THE REQUEST:
Extract from the listing each line in which the word "bridges" appears.

--- DATA ROWS ---

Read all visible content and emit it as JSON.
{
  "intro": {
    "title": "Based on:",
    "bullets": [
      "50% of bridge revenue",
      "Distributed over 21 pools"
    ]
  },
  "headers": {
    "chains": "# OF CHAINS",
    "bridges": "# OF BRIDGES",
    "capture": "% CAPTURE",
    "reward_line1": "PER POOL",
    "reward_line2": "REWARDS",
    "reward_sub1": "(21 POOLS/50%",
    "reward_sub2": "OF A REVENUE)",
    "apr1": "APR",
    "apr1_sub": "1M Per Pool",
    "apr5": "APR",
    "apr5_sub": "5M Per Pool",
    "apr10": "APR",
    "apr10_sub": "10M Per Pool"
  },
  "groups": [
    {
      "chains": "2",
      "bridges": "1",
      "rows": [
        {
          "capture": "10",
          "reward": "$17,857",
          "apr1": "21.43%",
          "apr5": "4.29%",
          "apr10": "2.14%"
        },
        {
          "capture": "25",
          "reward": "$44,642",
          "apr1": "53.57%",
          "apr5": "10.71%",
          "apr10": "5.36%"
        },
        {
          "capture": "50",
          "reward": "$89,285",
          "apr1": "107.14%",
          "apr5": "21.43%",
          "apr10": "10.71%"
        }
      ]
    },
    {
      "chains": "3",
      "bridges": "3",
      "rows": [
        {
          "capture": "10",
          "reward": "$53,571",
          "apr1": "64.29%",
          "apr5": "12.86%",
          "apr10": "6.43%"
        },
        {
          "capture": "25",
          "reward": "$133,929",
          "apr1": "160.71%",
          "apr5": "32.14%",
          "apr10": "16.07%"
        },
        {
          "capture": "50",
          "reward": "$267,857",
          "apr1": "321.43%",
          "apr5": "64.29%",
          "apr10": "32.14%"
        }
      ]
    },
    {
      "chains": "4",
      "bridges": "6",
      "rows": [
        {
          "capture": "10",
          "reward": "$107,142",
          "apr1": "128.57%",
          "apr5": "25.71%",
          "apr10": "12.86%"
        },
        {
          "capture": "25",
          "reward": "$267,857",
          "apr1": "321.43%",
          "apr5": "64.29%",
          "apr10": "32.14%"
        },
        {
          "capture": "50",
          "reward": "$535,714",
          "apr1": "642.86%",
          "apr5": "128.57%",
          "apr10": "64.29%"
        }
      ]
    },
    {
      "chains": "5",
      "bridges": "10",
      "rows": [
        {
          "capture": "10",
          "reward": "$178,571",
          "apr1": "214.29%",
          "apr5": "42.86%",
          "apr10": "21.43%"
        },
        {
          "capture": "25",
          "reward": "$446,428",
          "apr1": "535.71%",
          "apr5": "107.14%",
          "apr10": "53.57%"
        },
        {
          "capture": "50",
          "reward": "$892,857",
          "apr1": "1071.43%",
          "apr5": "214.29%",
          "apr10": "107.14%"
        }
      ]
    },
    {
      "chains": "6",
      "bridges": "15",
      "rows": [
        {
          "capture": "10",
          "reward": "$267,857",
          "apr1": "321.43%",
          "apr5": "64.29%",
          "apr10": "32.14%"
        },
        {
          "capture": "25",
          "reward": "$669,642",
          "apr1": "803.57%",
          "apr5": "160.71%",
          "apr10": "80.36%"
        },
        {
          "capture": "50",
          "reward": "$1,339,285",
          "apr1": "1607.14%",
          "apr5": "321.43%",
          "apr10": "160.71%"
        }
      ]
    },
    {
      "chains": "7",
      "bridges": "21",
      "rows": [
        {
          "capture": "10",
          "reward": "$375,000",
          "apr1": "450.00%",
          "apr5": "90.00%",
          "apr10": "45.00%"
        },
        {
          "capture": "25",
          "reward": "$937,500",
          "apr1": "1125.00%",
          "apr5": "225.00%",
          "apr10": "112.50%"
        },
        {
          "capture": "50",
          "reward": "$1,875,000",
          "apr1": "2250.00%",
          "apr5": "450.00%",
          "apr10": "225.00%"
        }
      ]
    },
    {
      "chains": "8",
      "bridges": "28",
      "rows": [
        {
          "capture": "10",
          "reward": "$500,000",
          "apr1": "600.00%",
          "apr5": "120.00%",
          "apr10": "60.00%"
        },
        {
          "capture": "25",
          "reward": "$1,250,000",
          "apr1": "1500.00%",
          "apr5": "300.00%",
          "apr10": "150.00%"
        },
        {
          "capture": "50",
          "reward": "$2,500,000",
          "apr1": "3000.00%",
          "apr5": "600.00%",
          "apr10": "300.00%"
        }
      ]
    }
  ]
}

---

RESPONSE:
    "bridges": "# OF BRIDGES",
      "bridges": "1",
      "bridges": "3",
      "bridges": "6",
      "bridges": "10",
      "bridges": "15",
      "bridges": "21",
      "bridges": "28",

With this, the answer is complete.